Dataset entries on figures

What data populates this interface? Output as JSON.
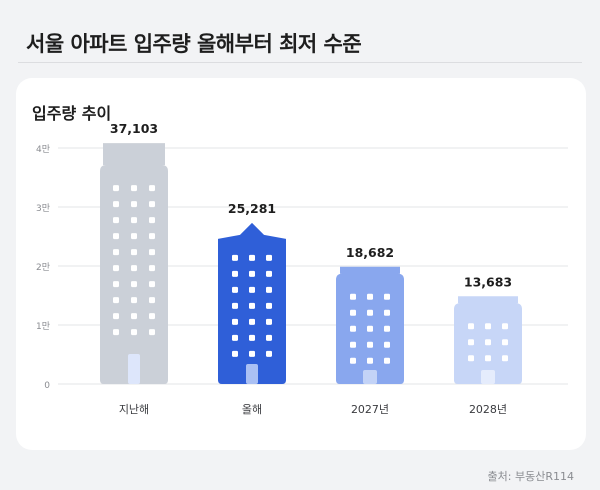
{
  "headline": "서울 아파트 입주량 올해부터 최저 수준",
  "source": "출처: 부동산R114",
  "colors": {
    "page_bg": "#f2f3f5",
    "card_bg": "#ffffff",
    "gray_bar": "#cbd0d8",
    "window_white": "#ffffff",
    "door_light": "#dde6fb",
    "grid": "#e3e4e7"
  },
  "chart_data": {
    "type": "bar",
    "title": "입주량 추이",
    "categories": [
      "지난해",
      "올해",
      "2027년",
      "2028년"
    ],
    "values": [
      37103,
      25281,
      18682,
      13683
    ],
    "value_labels": [
      "37,103",
      "25,281",
      "18,682",
      "13,683"
    ],
    "bar_colors": [
      "#cbd0d8",
      "#2f5fd8",
      "#89a7ee",
      "#c7d6f7"
    ],
    "ylim": [
      0,
      40000
    ],
    "yticks": [
      0,
      10000,
      20000,
      30000,
      40000
    ],
    "ytick_labels": [
      "0",
      "1만",
      "2만",
      "3만",
      "4만"
    ],
    "grid": true,
    "xlabel": "",
    "ylabel": ""
  }
}
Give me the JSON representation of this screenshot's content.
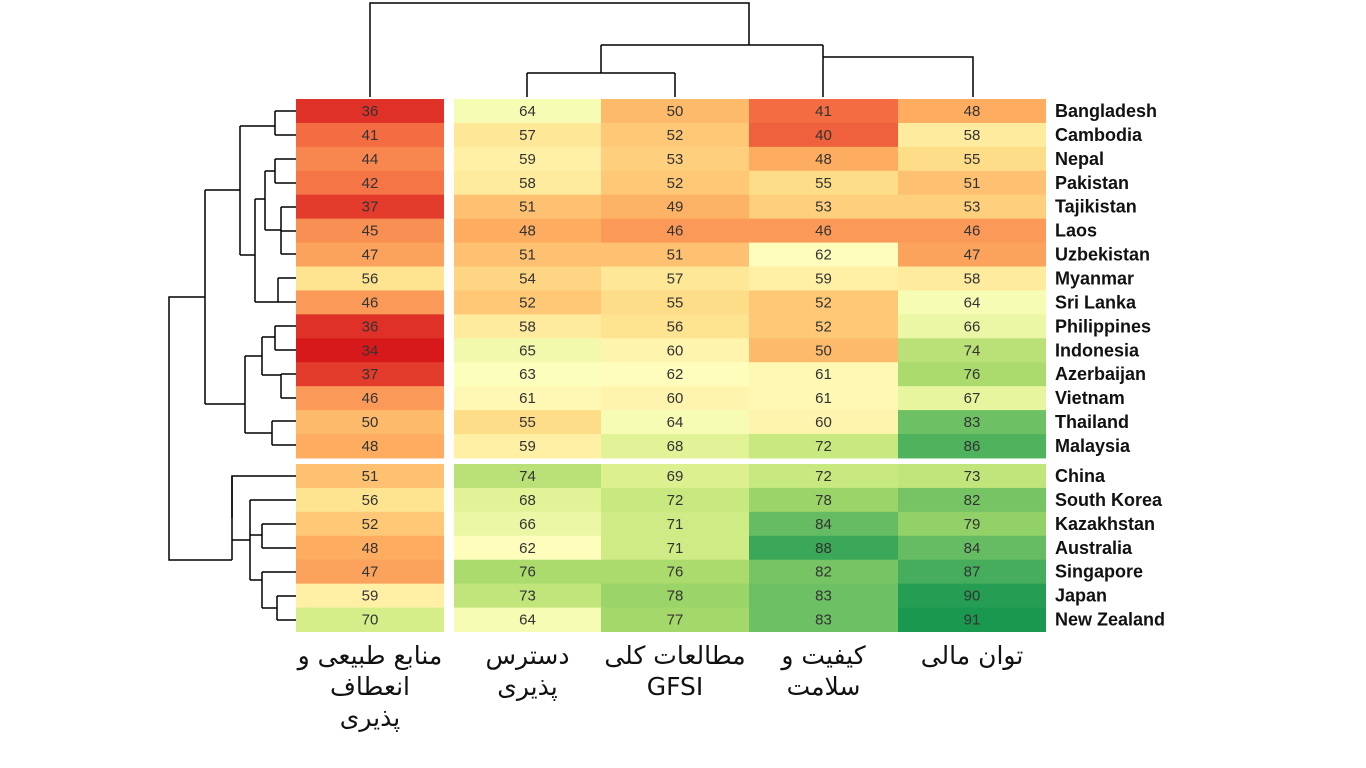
{
  "chart_data": {
    "type": "heatmap",
    "title": "",
    "columns": [
      "منابع طبیعی و انعطاف پذیری",
      "دسترس پذیری",
      "مطالعات کلی GFSI",
      "کیفیت و سلامت",
      "توان مالی"
    ],
    "column_labels_lines": [
      [
        "منابع طبیعی و",
        "انعطاف",
        "پذیری"
      ],
      [
        "دسترس",
        "پذیری"
      ],
      [
        "مطالعات کلی",
        "GFSI"
      ],
      [
        "کیفیت و",
        "سلامت"
      ],
      [
        "توان مالی"
      ]
    ],
    "rows": [
      "Bangladesh",
      "Cambodia",
      "Nepal",
      "Pakistan",
      "Tajikistan",
      "Laos",
      "Uzbekistan",
      "Myanmar",
      "Sri Lanka",
      "Philippines",
      "Indonesia",
      "Azerbaijan",
      "Vietnam",
      "Thailand",
      "Malaysia",
      "China",
      "South Korea",
      "Kazakhstan",
      "Australia",
      "Singapore",
      "Japan",
      "New Zealand"
    ],
    "values": [
      [
        36,
        64,
        50,
        41,
        48
      ],
      [
        41,
        57,
        52,
        40,
        58
      ],
      [
        44,
        59,
        53,
        48,
        55
      ],
      [
        42,
        58,
        52,
        55,
        51
      ],
      [
        37,
        51,
        49,
        53,
        53
      ],
      [
        45,
        48,
        46,
        46,
        46
      ],
      [
        47,
        51,
        51,
        62,
        47
      ],
      [
        56,
        54,
        57,
        59,
        58
      ],
      [
        46,
        52,
        55,
        52,
        64
      ],
      [
        36,
        58,
        56,
        52,
        66
      ],
      [
        34,
        65,
        60,
        50,
        74
      ],
      [
        37,
        63,
        62,
        61,
        76
      ],
      [
        46,
        61,
        60,
        61,
        67
      ],
      [
        50,
        55,
        64,
        60,
        83
      ],
      [
        48,
        59,
        68,
        72,
        86
      ],
      [
        51,
        74,
        69,
        72,
        73
      ],
      [
        56,
        68,
        72,
        78,
        82
      ],
      [
        52,
        66,
        71,
        84,
        79
      ],
      [
        48,
        62,
        71,
        88,
        84
      ],
      [
        47,
        76,
        76,
        82,
        87
      ],
      [
        59,
        73,
        78,
        83,
        90
      ],
      [
        70,
        64,
        77,
        83,
        91
      ]
    ],
    "row_split_after": 15,
    "col_split_after": 1,
    "value_range": [
      34,
      91
    ],
    "colorscale": [
      "#d7191c",
      "#f46d43",
      "#fdae61",
      "#fee08b",
      "#ffffbf",
      "#d9ef8b",
      "#a6d96a",
      "#66bd63",
      "#1a9850"
    ]
  }
}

● **Given instruction**
Do not copy the pictures, but repeat every line exactly.

● **Solution to this exercise**
What data populates this interface? Output as JSON.
{
  "headline": "서울 아파트 입주량 올해부터 최저 수준",
  "source": "출처: 부동산R114",
  "colors": {
    "page_bg": "#f2f3f5",
    "card_bg": "#ffffff",
    "gray_bar": "#cbd0d8",
    "window_white": "#ffffff",
    "door_light": "#dde6fb",
    "grid": "#e3e4e7"
  },
  "chart_data": {
    "type": "bar",
    "title": "입주량 추이",
    "categories": [
      "지난해",
      "올해",
      "2027년",
      "2028년"
    ],
    "values": [
      37103,
      25281,
      18682,
      13683
    ],
    "value_labels": [
      "37,103",
      "25,281",
      "18,682",
      "13,683"
    ],
    "bar_colors": [
      "#cbd0d8",
      "#2f5fd8",
      "#89a7ee",
      "#c7d6f7"
    ],
    "ylim": [
      0,
      40000
    ],
    "yticks": [
      0,
      10000,
      20000,
      30000,
      40000
    ],
    "ytick_labels": [
      "0",
      "1만",
      "2만",
      "3만",
      "4만"
    ],
    "grid": true,
    "xlabel": "",
    "ylabel": ""
  }
}
Give me the JSON representation of this screenshot's content.
{
  "chart_data": {
    "type": "heatmap",
    "title": "",
    "columns": [
      "منابع طبیعی و انعطاف پذیری",
      "دسترس پذیری",
      "مطالعات کلی GFSI",
      "کیفیت و سلامت",
      "توان مالی"
    ],
    "column_labels_lines": [
      [
        "منابع طبیعی و",
        "انعطاف",
        "پذیری"
      ],
      [
        "دسترس",
        "پذیری"
      ],
      [
        "مطالعات کلی",
        "GFSI"
      ],
      [
        "کیفیت و",
        "سلامت"
      ],
      [
        "توان مالی"
      ]
    ],
    "rows": [
      "Bangladesh",
      "Cambodia",
      "Nepal",
      "Pakistan",
      "Tajikistan",
      "Laos",
      "Uzbekistan",
      "Myanmar",
      "Sri Lanka",
      "Philippines",
      "Indonesia",
      "Azerbaijan",
      "Vietnam",
      "Thailand",
      "Malaysia",
      "China",
      "South Korea",
      "Kazakhstan",
      "Australia",
      "Singapore",
      "Japan",
      "New Zealand"
    ],
    "values": [
      [
        36,
        64,
        50,
        41,
        48
      ],
      [
        41,
        57,
        52,
        40,
        58
      ],
      [
        44,
        59,
        53,
        48,
        55
      ],
      [
        42,
        58,
        52,
        55,
        51
      ],
      [
        37,
        51,
        49,
        53,
        53
      ],
      [
        45,
        48,
        46,
        46,
        46
      ],
      [
        47,
        51,
        51,
        62,
        47
      ],
      [
        56,
        54,
        57,
        59,
        58
      ],
      [
        46,
        52,
        55,
        52,
        64
      ],
      [
        36,
        58,
        56,
        52,
        66
      ],
      [
        34,
        65,
        60,
        50,
        74
      ],
      [
        37,
        63,
        62,
        61,
        76
      ],
      [
        46,
        61,
        60,
        61,
        67
      ],
      [
        50,
        55,
        64,
        60,
        83
      ],
      [
        48,
        59,
        68,
        72,
        86
      ],
      [
        51,
        74,
        69,
        72,
        73
      ],
      [
        56,
        68,
        72,
        78,
        82
      ],
      [
        52,
        66,
        71,
        84,
        79
      ],
      [
        48,
        62,
        71,
        88,
        84
      ],
      [
        47,
        76,
        76,
        82,
        87
      ],
      [
        59,
        73,
        78,
        83,
        90
      ],
      [
        70,
        64,
        77,
        83,
        91
      ]
    ],
    "row_split_after": 15,
    "col_split_after": 1,
    "value_range": [
      34,
      91
    ],
    "colorscale": [
      "#d7191c",
      "#f46d43",
      "#fdae61",
      "#fee08b",
      "#ffffbf",
      "#d9ef8b",
      "#a6d96a",
      "#66bd63",
      "#1a9850"
    ]
  }
}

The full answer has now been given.